EXCERPTED RECORDS »
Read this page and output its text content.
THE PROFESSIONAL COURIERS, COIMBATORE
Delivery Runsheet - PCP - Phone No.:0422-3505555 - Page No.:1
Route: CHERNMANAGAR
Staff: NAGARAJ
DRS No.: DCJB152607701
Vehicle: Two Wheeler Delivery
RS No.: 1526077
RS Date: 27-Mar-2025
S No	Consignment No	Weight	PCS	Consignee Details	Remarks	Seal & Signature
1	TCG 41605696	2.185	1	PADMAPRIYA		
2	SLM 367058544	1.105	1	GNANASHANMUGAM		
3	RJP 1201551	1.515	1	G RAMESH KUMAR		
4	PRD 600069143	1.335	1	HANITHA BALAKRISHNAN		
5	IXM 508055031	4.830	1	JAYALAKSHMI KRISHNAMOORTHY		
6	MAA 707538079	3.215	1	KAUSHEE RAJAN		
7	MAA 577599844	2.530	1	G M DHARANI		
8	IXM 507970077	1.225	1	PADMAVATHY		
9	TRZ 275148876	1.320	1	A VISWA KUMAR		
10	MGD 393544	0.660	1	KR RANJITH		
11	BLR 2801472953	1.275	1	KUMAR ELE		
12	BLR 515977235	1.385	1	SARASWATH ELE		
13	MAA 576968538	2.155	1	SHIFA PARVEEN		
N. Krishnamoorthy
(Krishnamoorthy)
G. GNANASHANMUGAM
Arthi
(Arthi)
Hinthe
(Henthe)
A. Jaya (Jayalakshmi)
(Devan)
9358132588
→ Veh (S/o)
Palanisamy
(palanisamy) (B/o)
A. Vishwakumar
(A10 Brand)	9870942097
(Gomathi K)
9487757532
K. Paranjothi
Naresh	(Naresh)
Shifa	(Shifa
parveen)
...
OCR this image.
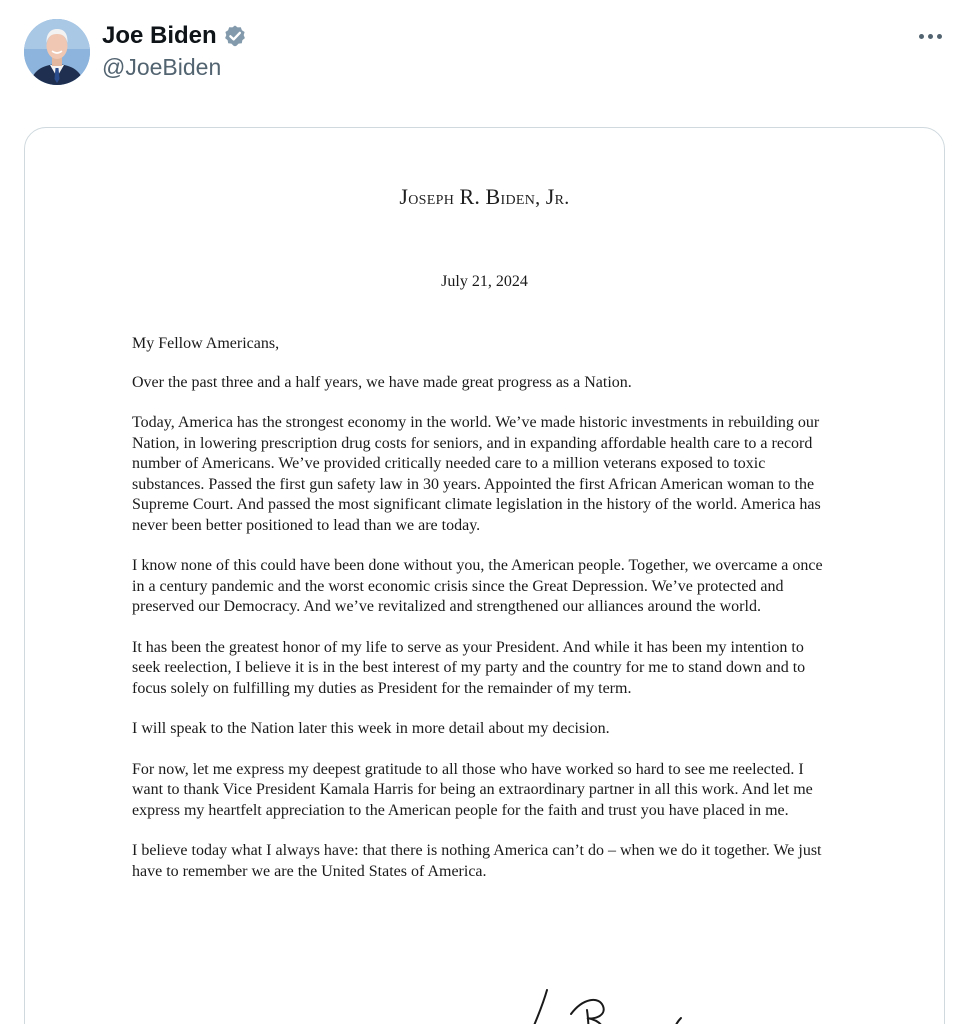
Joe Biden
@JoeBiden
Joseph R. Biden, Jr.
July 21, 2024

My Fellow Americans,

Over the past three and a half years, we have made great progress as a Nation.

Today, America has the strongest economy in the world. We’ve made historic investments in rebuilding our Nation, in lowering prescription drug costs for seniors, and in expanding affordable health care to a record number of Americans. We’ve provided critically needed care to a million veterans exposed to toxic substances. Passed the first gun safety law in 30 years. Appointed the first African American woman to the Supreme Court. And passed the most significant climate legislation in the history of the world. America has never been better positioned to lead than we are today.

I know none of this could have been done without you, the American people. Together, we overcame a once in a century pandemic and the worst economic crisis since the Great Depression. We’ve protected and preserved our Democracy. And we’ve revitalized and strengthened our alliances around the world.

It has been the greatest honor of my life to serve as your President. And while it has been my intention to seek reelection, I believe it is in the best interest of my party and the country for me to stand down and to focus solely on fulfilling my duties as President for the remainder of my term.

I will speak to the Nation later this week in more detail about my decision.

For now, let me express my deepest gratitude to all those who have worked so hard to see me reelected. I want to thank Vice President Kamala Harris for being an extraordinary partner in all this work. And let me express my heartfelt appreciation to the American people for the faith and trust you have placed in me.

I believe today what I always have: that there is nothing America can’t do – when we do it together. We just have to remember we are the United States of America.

WHAT YOU NEED TO DO »
Count each line above in which the string "been" appears, then state only the total.

OUTPUT BELOW »
3